GOAL OF THE EXERCISE. Wherever the word "this" turns up in a line of the entries, copy that line.

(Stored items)
## begin

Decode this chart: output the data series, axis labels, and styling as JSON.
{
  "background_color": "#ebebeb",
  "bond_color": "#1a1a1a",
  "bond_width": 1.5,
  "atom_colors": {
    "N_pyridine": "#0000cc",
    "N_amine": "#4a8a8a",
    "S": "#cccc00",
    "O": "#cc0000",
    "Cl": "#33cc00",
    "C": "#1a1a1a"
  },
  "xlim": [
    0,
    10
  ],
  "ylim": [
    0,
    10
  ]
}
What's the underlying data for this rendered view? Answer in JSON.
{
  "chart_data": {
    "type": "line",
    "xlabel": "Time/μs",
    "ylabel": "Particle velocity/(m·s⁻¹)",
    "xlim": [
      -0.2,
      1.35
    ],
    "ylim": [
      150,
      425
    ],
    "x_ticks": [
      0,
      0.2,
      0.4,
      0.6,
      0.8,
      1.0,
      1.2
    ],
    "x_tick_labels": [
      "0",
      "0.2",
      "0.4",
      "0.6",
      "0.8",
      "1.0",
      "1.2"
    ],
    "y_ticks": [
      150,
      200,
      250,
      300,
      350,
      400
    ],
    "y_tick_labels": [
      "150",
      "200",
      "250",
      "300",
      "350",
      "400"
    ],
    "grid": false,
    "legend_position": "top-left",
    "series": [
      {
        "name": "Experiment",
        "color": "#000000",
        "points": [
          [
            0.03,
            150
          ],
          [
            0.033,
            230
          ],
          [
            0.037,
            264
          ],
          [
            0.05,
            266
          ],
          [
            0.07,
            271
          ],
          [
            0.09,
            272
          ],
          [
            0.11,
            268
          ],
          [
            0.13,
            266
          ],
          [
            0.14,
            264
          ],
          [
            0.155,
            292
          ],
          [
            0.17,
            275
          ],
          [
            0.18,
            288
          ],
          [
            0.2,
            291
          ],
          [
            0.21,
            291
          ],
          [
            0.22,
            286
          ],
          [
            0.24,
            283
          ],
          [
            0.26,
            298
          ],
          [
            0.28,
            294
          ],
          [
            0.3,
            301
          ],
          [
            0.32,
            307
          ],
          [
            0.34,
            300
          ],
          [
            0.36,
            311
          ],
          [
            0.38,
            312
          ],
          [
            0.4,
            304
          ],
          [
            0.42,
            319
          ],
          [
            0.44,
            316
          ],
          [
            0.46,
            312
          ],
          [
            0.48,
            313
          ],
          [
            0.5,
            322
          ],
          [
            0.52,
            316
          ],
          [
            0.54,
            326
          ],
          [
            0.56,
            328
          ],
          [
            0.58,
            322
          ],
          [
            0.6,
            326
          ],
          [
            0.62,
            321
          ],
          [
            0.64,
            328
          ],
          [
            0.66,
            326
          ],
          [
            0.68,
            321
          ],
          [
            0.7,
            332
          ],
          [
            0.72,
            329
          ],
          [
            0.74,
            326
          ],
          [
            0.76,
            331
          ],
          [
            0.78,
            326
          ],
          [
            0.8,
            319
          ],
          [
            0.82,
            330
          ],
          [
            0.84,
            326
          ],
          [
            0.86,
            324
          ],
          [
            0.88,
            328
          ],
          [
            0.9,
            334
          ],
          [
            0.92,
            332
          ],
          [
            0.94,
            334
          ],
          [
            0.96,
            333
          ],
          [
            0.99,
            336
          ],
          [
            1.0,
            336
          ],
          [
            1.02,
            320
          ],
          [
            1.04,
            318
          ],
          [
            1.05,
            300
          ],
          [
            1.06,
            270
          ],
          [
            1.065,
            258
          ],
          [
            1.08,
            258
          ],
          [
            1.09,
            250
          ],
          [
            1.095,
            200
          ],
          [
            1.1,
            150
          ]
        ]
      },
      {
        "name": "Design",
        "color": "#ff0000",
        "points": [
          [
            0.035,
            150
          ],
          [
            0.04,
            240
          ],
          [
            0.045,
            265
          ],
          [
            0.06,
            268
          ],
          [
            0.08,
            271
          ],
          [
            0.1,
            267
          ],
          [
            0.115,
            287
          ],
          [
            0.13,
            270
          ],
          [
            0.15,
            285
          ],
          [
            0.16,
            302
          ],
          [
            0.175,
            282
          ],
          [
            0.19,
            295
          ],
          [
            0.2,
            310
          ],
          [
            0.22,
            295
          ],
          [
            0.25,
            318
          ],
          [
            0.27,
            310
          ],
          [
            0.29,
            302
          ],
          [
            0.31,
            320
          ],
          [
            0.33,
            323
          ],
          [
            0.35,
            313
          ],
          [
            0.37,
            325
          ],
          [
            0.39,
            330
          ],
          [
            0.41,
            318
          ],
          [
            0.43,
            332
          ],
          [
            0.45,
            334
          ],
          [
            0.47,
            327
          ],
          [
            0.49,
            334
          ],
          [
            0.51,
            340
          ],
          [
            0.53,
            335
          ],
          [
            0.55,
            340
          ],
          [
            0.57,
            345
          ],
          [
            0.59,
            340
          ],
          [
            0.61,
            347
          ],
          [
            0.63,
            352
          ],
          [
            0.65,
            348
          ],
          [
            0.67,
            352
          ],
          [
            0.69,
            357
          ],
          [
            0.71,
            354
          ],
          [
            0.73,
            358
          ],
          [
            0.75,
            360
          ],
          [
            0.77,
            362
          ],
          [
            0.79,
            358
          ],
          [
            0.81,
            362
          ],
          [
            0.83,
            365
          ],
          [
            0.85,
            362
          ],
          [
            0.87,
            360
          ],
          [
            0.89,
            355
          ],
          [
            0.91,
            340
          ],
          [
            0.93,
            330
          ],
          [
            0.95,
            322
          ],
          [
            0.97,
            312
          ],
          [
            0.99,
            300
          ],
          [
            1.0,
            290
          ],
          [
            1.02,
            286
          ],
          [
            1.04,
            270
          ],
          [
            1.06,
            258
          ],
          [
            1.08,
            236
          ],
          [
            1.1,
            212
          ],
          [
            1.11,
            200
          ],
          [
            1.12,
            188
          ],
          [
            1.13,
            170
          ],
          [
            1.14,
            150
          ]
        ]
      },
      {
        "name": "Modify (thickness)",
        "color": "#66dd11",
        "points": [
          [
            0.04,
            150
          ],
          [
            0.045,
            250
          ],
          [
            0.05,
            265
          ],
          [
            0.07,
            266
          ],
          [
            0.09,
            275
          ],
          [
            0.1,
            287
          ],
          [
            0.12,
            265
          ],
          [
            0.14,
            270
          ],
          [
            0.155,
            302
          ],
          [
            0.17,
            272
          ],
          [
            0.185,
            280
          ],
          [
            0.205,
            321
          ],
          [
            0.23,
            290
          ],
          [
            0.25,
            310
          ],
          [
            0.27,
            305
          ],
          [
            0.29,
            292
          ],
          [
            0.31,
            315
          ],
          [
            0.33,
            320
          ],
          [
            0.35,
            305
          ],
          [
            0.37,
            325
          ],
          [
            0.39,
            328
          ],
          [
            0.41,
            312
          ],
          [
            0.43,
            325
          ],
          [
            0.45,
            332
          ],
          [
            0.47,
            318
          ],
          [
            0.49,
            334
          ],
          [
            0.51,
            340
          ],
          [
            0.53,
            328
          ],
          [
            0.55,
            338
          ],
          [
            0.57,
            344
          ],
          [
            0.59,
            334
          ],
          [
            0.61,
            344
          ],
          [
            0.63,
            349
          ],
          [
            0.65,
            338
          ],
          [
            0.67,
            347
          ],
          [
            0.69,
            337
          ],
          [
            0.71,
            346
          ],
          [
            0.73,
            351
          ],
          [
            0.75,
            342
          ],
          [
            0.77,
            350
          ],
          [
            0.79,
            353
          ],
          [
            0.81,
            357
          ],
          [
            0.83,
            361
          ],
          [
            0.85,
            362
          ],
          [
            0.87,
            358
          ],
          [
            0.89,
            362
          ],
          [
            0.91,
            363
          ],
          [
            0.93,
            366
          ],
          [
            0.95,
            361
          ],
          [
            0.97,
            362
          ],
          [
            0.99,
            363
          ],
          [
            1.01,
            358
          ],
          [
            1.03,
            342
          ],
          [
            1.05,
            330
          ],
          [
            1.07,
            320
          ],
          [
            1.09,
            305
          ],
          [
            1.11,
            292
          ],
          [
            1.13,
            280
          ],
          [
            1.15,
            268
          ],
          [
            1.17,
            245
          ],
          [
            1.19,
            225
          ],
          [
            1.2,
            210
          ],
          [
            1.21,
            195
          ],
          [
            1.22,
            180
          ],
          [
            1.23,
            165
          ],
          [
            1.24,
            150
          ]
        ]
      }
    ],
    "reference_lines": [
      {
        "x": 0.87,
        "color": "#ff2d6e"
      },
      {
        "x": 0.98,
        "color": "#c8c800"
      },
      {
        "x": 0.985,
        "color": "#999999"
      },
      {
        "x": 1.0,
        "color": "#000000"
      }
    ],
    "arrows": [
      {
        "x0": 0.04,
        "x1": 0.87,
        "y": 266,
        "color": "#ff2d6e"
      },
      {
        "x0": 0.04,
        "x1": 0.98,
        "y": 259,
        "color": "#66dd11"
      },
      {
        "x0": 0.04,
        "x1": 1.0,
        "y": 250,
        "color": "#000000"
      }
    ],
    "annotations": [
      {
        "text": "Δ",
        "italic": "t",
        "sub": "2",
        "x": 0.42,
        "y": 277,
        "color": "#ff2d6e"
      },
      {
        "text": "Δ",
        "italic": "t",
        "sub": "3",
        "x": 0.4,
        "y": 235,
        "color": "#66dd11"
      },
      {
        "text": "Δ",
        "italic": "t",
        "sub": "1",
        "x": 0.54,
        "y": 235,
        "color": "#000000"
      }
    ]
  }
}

## end

COMPLETE ANSWER.
Decode this chart: output the data series, axis labels, and styling as JSON.
What's the underlying data for this rendered view? Answer in JSON.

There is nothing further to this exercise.